Objective:
Copy all entries without alteration and skip the pictures they hold.

Stored data:
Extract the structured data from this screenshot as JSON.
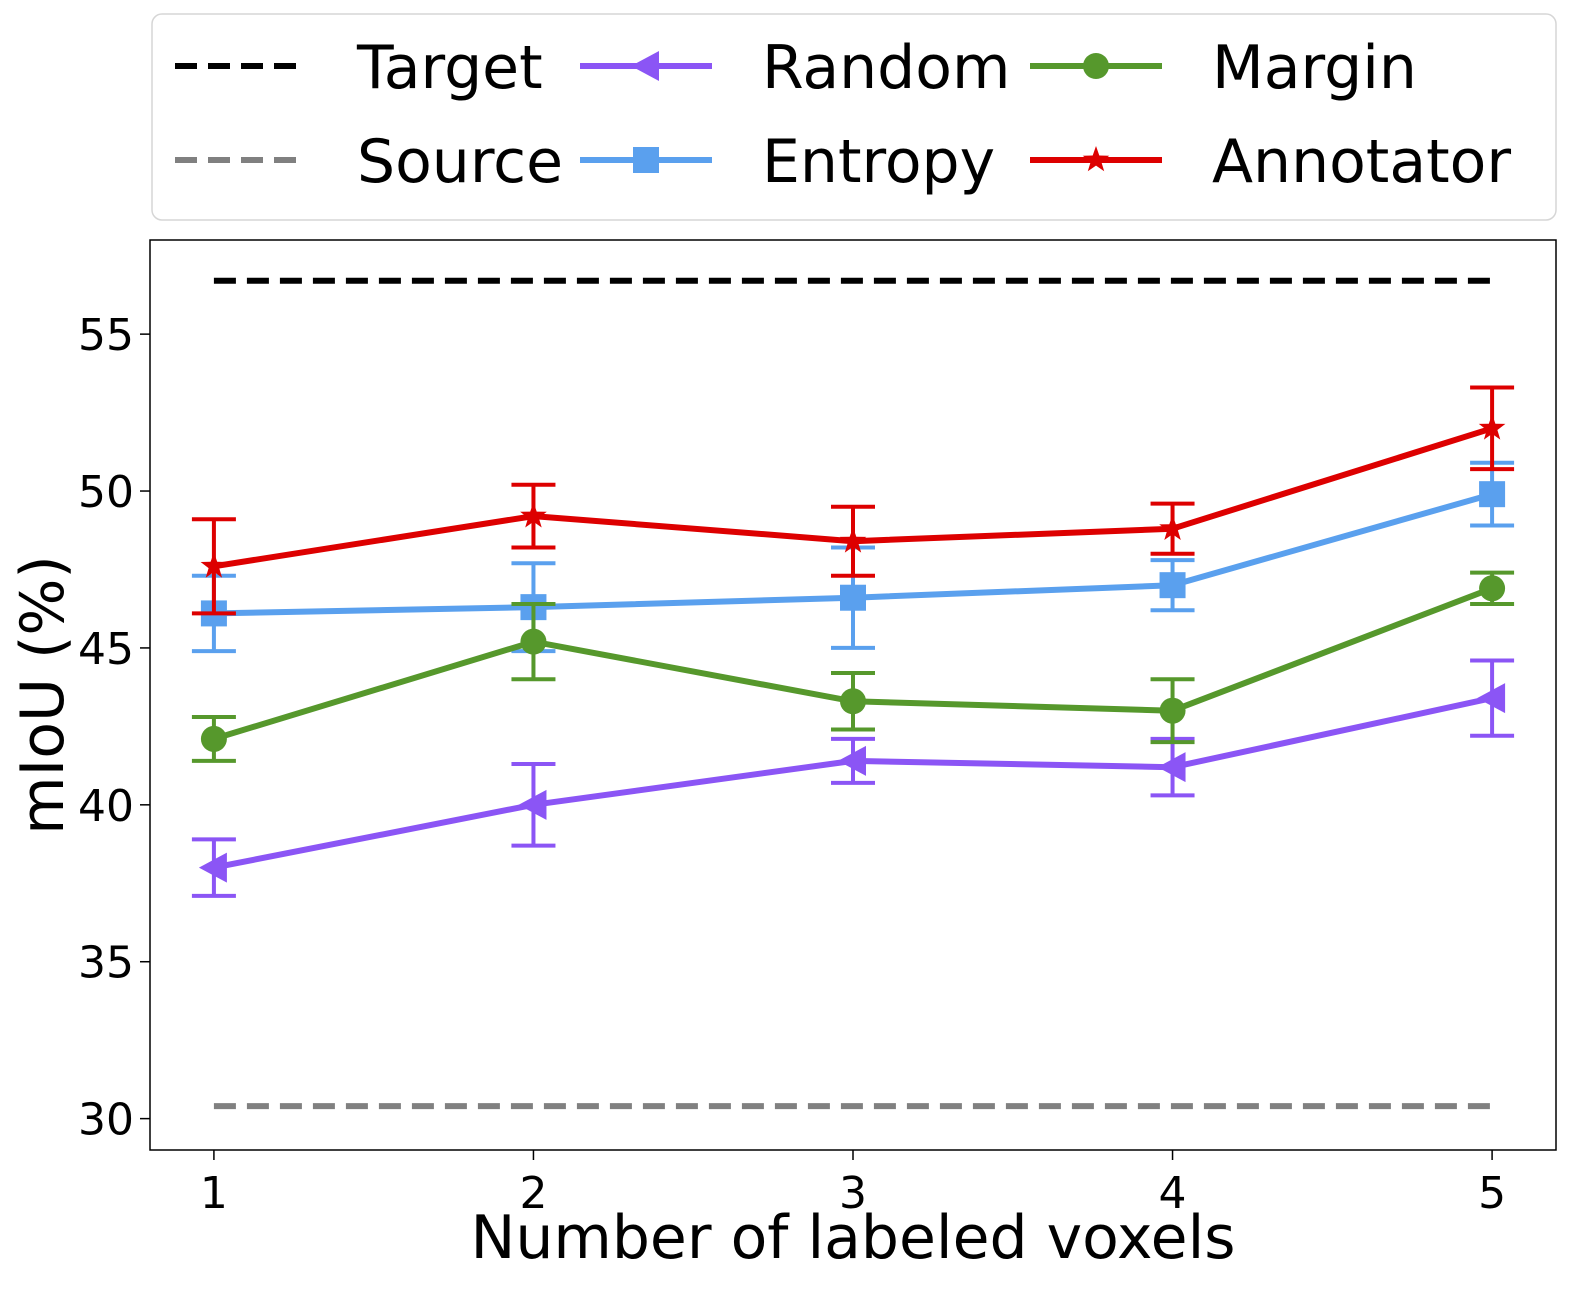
{
  "chart_data": {
    "type": "line",
    "title": "",
    "xlabel": "Number of labeled voxels",
    "ylabel": "mIoU (%)",
    "x": [
      1,
      2,
      3,
      4,
      5
    ],
    "xlim": [
      0.8,
      5.2
    ],
    "ylim": [
      29,
      58
    ],
    "xticks": [
      1,
      2,
      3,
      4,
      5
    ],
    "yticks": [
      30,
      35,
      40,
      45,
      50,
      55
    ],
    "grid": false,
    "legend_position": "top, outside plot",
    "reference_lines": [
      {
        "name": "Target",
        "value": 56.7,
        "color": "#000000",
        "style": "dashed"
      },
      {
        "name": "Source",
        "value": 30.4,
        "color": "#808080",
        "style": "dashed"
      }
    ],
    "series": [
      {
        "name": "Random",
        "color": "#8b55f5",
        "marker": "triangle-left",
        "values": [
          38.0,
          40.0,
          41.4,
          41.2,
          43.4
        ],
        "errors": [
          0.9,
          1.3,
          0.7,
          0.9,
          1.2
        ]
      },
      {
        "name": "Entropy",
        "color": "#5aa0ee",
        "marker": "square",
        "values": [
          46.1,
          46.3,
          46.6,
          47.0,
          49.9
        ],
        "errors": [
          1.2,
          1.4,
          1.6,
          0.8,
          1.0
        ]
      },
      {
        "name": "Margin",
        "color": "#56982c",
        "marker": "circle",
        "values": [
          42.1,
          45.2,
          43.3,
          43.0,
          46.9
        ],
        "errors": [
          0.7,
          1.2,
          0.9,
          1.0,
          0.5
        ]
      },
      {
        "name": "Annotator",
        "color": "#dd0000",
        "marker": "star",
        "values": [
          47.6,
          49.2,
          48.4,
          48.8,
          52.0
        ],
        "errors": [
          1.5,
          1.0,
          1.1,
          0.8,
          1.3
        ]
      }
    ]
  }
}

Result:
Extract the structured data from this screenshot as JSON.
{
  "chart_data": {
    "type": "line",
    "title": "",
    "xlabel": "Number of labeled voxels",
    "ylabel": "mIoU (%)",
    "x": [
      1,
      2,
      3,
      4,
      5
    ],
    "xlim": [
      0.8,
      5.2
    ],
    "ylim": [
      29,
      58
    ],
    "xticks": [
      1,
      2,
      3,
      4,
      5
    ],
    "yticks": [
      30,
      35,
      40,
      45,
      50,
      55
    ],
    "grid": false,
    "legend_position": "top, outside plot",
    "reference_lines": [
      {
        "name": "Target",
        "value": 56.7,
        "color": "#000000",
        "style": "dashed"
      },
      {
        "name": "Source",
        "value": 30.4,
        "color": "#808080",
        "style": "dashed"
      }
    ],
    "series": [
      {
        "name": "Random",
        "color": "#8b55f5",
        "marker": "triangle-left",
        "values": [
          38.0,
          40.0,
          41.4,
          41.2,
          43.4
        ],
        "errors": [
          0.9,
          1.3,
          0.7,
          0.9,
          1.2
        ]
      },
      {
        "name": "Entropy",
        "color": "#5aa0ee",
        "marker": "square",
        "values": [
          46.1,
          46.3,
          46.6,
          47.0,
          49.9
        ],
        "errors": [
          1.2,
          1.4,
          1.6,
          0.8,
          1.0
        ]
      },
      {
        "name": "Margin",
        "color": "#56982c",
        "marker": "circle",
        "values": [
          42.1,
          45.2,
          43.3,
          43.0,
          46.9
        ],
        "errors": [
          0.7,
          1.2,
          0.9,
          1.0,
          0.5
        ]
      },
      {
        "name": "Annotator",
        "color": "#dd0000",
        "marker": "star",
        "values": [
          47.6,
          49.2,
          48.4,
          48.8,
          52.0
        ],
        "errors": [
          1.5,
          1.0,
          1.1,
          0.8,
          1.3
        ]
      }
    ]
  }
}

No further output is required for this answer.